Dataset excerpts
-- -- --

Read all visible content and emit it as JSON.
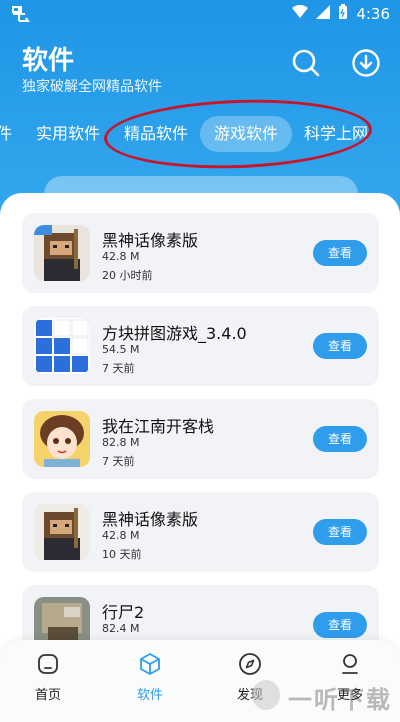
{
  "status_bar": {
    "time": "4:36",
    "left_icon": "app-notification-icon",
    "icons": [
      "wifi-icon",
      "signal-icon",
      "battery-icon"
    ]
  },
  "header": {
    "title": "软件",
    "subtitle": "独家破解全网精品软件",
    "search_icon": "search-icon",
    "download_icon": "download-icon"
  },
  "tabs": [
    {
      "label": "件",
      "active": false
    },
    {
      "label": "实用软件",
      "active": false
    },
    {
      "label": "精品软件",
      "active": false
    },
    {
      "label": "游戏软件",
      "active": true
    },
    {
      "label": "科学上网",
      "active": false
    }
  ],
  "apps": [
    {
      "name": "黑神话像素版",
      "size": "42.8 M",
      "time": "20 小时前",
      "button": "查看"
    },
    {
      "name": "方块拼图游戏_3.4.0",
      "size": "54.5 M",
      "time": "7 天前",
      "button": "查看"
    },
    {
      "name": "我在江南开客栈",
      "size": "82.8 M",
      "time": "7 天前",
      "button": "查看"
    },
    {
      "name": "黑神话像素版",
      "size": "42.8 M",
      "time": "10 天前",
      "button": "查看"
    },
    {
      "name": "行尸2",
      "size": "82.4 M",
      "time": "",
      "button": "查看"
    }
  ],
  "bottom_nav": [
    {
      "label": "首页",
      "icon": "home-icon",
      "active": false
    },
    {
      "label": "软件",
      "icon": "cube-icon",
      "active": true
    },
    {
      "label": "发现",
      "icon": "compass-icon",
      "active": false
    },
    {
      "label": "更多",
      "icon": "user-icon",
      "active": false
    }
  ],
  "watermark": "一听下载",
  "colors": {
    "primary": "#2f9cec",
    "header": "#1f95e6",
    "highlight_oval": "#c7162b"
  }
}
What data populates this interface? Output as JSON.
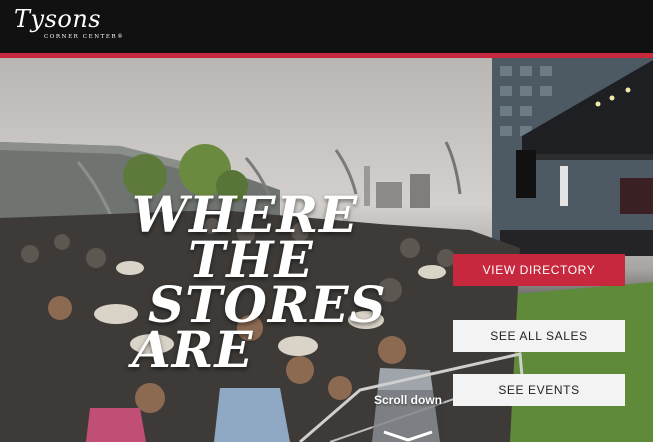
{
  "brand": {
    "logo_script": "Tysons",
    "logo_sub": "CORNER CENTER®"
  },
  "hero": {
    "headline": [
      "WHERE",
      "THE",
      "STORES",
      "ARE"
    ]
  },
  "actions": {
    "view_directory": "VIEW DIRECTORY",
    "see_all_sales": "SEE ALL SALES",
    "see_events": "SEE EVENTS"
  },
  "scroll": {
    "label": "Scroll down"
  },
  "colors": {
    "accent": "#c8283d",
    "topbar": "#111111",
    "button_light": "#f3f3f3"
  }
}
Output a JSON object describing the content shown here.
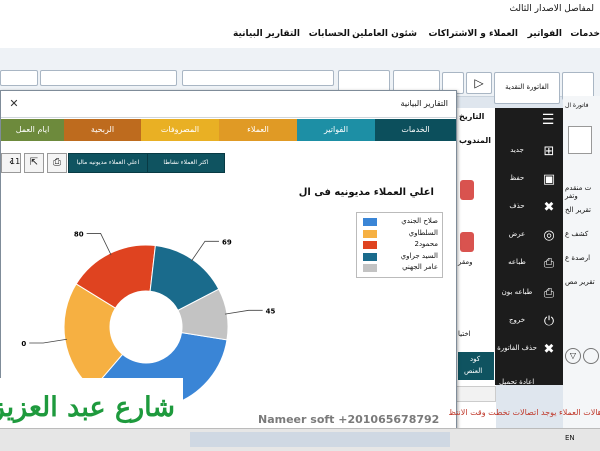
{
  "title_bar": {
    "text": "لمفاصل الاصدار الثالث"
  },
  "menu": [
    "خدمات",
    "الفواتير",
    "العملاء و الاشتراكات",
    "شئون العاملين",
    "الحسابات",
    "التقارير البيانية"
  ],
  "ribbon": {
    "invoice_button": "الفاتورة النقدية"
  },
  "report_window": {
    "title": "التقارير البيانية",
    "tabs": [
      "الخدمات",
      "الفواتير",
      "العملاء",
      "المصروفات",
      "الربحية",
      "ايام العمل"
    ],
    "sub_buttons": [
      "اكثر العملاء نشاطا",
      "اعلي العملاء مديونيه ماليا"
    ],
    "page_number": "11",
    "chart_title": "اعلي العملاء مديونيه فى ال"
  },
  "chart_data": {
    "type": "pie",
    "style": "donut",
    "title": "اعلي العملاء مديونيه فى ال",
    "categories": [
      "صلاح الجندي",
      "السلطاوي",
      "محمود2",
      "السيد جراوي",
      "عامر الجهني"
    ],
    "values": [
      150,
      100,
      80,
      69,
      45
    ],
    "colors": [
      "#3a85d6",
      "#f6b042",
      "#df4320",
      "#1a6b8c",
      "#c3c3c3"
    ],
    "label_values": [
      "100",
      "80",
      "69",
      "45"
    ],
    "legend_position": "right"
  },
  "side_panel": [
    {
      "label": "جديد",
      "icon": "plus-icon",
      "glyph": "⊞"
    },
    {
      "label": "حفظ",
      "icon": "save-icon",
      "glyph": "▣"
    },
    {
      "label": "حذف",
      "icon": "close-icon",
      "glyph": "✖"
    },
    {
      "label": "عرض",
      "icon": "view-icon",
      "glyph": "◎"
    },
    {
      "label": "طباعه",
      "icon": "print-icon",
      "glyph": "⎙"
    },
    {
      "label": "طباعه بون",
      "icon": "print-receipt-icon",
      "glyph": "⎙"
    },
    {
      "label": "خروج",
      "icon": "power-icon",
      "glyph": "⏻"
    },
    {
      "label": "حذف الفاتورة",
      "icon": "delete-invoice-icon",
      "glyph": "✖"
    },
    {
      "label": "اعادة تحميل",
      "icon": "reload-icon",
      "glyph": ""
    }
  ],
  "mid_panel": {
    "date": "التاريخ",
    "agent": "المندوب",
    "choose": "اختيا",
    "code": "كود",
    "item": "العنص",
    "other": "ومقر"
  },
  "right_col": {
    "invoice_sheet": "فاتورة ال",
    "items": [
      "ت منقدم وتفر",
      "تقرير الخ",
      "كشف ع",
      "ارصدة ع",
      "تقرير مص"
    ]
  },
  "footer": {
    "nameer": "Nameer soft +201065678792",
    "status": "هالات العملاء يوجد اتصالات تخطت وقت الانتظ",
    "lang": "EN"
  },
  "watermark": {
    "text": "شارع عبد العزيز"
  }
}
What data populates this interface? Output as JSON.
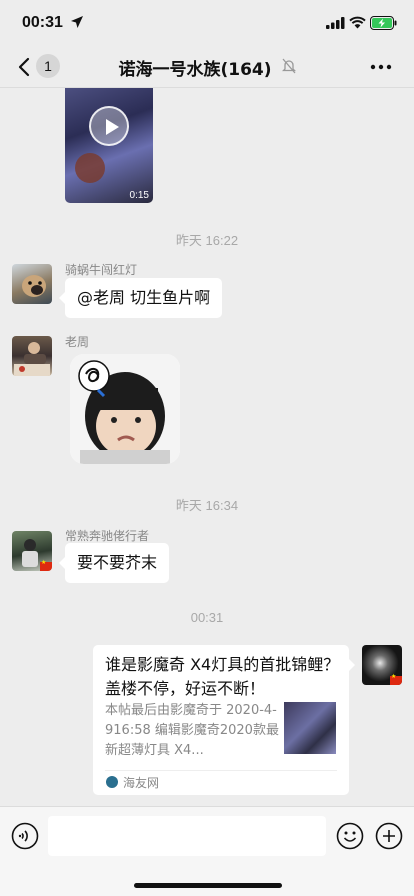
{
  "status_bar": {
    "time": "00:31",
    "icons": [
      "location-arrow-icon",
      "signal-icon",
      "wifi-icon",
      "battery-charging-icon"
    ],
    "battery_color": "#34c759"
  },
  "nav": {
    "back_icon": "chevron-left-icon",
    "unread_count": "1",
    "title": "诺海一号水族(164)",
    "mute_icon": "bell-slash-icon",
    "more_icon": "more-icon"
  },
  "messages": {
    "video": {
      "duration": "0:15"
    },
    "timestamp1": "昨天 16:22",
    "msg1": {
      "sender": "骑蜗牛闯红灯",
      "text": "@老周 切生鱼片啊"
    },
    "msg2": {
      "sender": "老周",
      "type": "sticker"
    },
    "timestamp2": "昨天 16:34",
    "msg3": {
      "sender": "常熟奔驰佬行者",
      "text": "要不要芥末"
    },
    "timestamp3": "00:31",
    "link_card": {
      "title": "谁是影魔奇 X4灯具的首批锦鲤？盖楼不停，好运不断！",
      "description": "本帖最后由影魔奇于 2020-4-916:58 编辑影魔奇2020款最新超薄灯具 X4...",
      "source": "海友网"
    }
  },
  "bottom_bar": {
    "voice_icon": "voice-icon",
    "emoji_icon": "emoji-icon",
    "plus_icon": "plus-icon"
  }
}
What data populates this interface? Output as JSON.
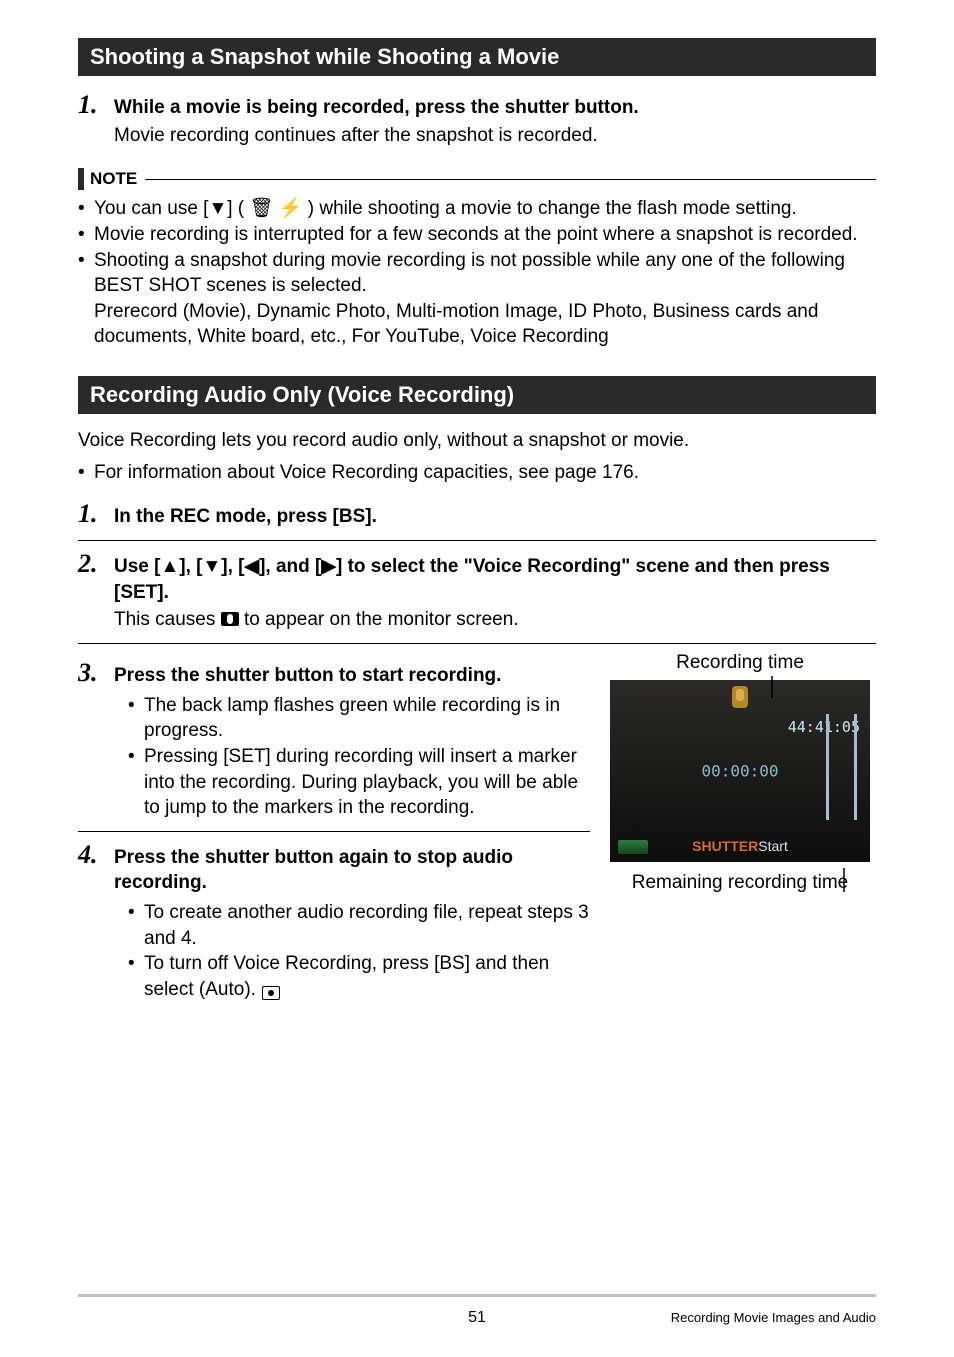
{
  "section1": {
    "title": "Shooting a Snapshot while Shooting a Movie"
  },
  "step1": {
    "num": "1.",
    "title": "While a movie is being recorded, press the shutter button.",
    "text": "Movie recording continues after the snapshot is recorded."
  },
  "note": {
    "label": "NOTE",
    "items": [
      "You can use [▼] ( 🗑 ⚡ ) while shooting a movie to change the flash mode setting.",
      "Movie recording is interrupted for a few seconds at the point where a snapshot is recorded.",
      "Shooting a snapshot during movie recording is not possible while any one of the following BEST SHOT scenes is selected."
    ],
    "extra": "Prerecord (Movie), Dynamic Photo, Multi-motion Image, ID Photo, Business cards and documents, White board, etc., For YouTube, Voice Recording"
  },
  "section2": {
    "title": "Recording Audio Only (Voice Recording)"
  },
  "intro": {
    "text": "Voice Recording lets you record audio only, without a snapshot or movie.",
    "bullet": "For information about Voice Recording capacities, see page 176."
  },
  "stepA": {
    "num": "1.",
    "title": "In the REC mode, press [BS]."
  },
  "stepB": {
    "num": "2.",
    "title": "Use [▲], [▼], [◀], and [▶] to select the \"Voice Recording\" scene and then press [SET].",
    "text_pre": "This causes ",
    "text_post": " to appear on the monitor screen."
  },
  "stepC": {
    "num": "3.",
    "title": "Press the shutter button to start recording.",
    "bullets": [
      "The back lamp flashes green while recording is in progress.",
      "Pressing [SET] during recording will insert a marker into the recording. During playback, you will be able to jump to the markers in the recording."
    ]
  },
  "stepD": {
    "num": "4.",
    "title": "Press the shutter button again to stop audio recording.",
    "bullets": [
      "To create another audio recording file, repeat steps 3 and 4.",
      "To turn off Voice Recording, press [BS] and then select      (Auto)."
    ]
  },
  "screen": {
    "top_label": "Recording time",
    "remaining": "44:41:05",
    "elapsed": "00:00:00",
    "shutter": "SHUTTER",
    "start": "Start",
    "bottom_label": "Remaining recording time"
  },
  "footer": {
    "page": "51",
    "section": "Recording Movie Images and Audio"
  }
}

-- -- --

→ **Exercise**: Return each line that includes "recorded".

→ **The output**:
    "title": "While a movie is being recorded, press the shutter button.",
    "text": "Movie recording continues after the snapshot is recorded."
      "Movie recording is interrupted for a few seconds at the point where a snapshot is recorded.",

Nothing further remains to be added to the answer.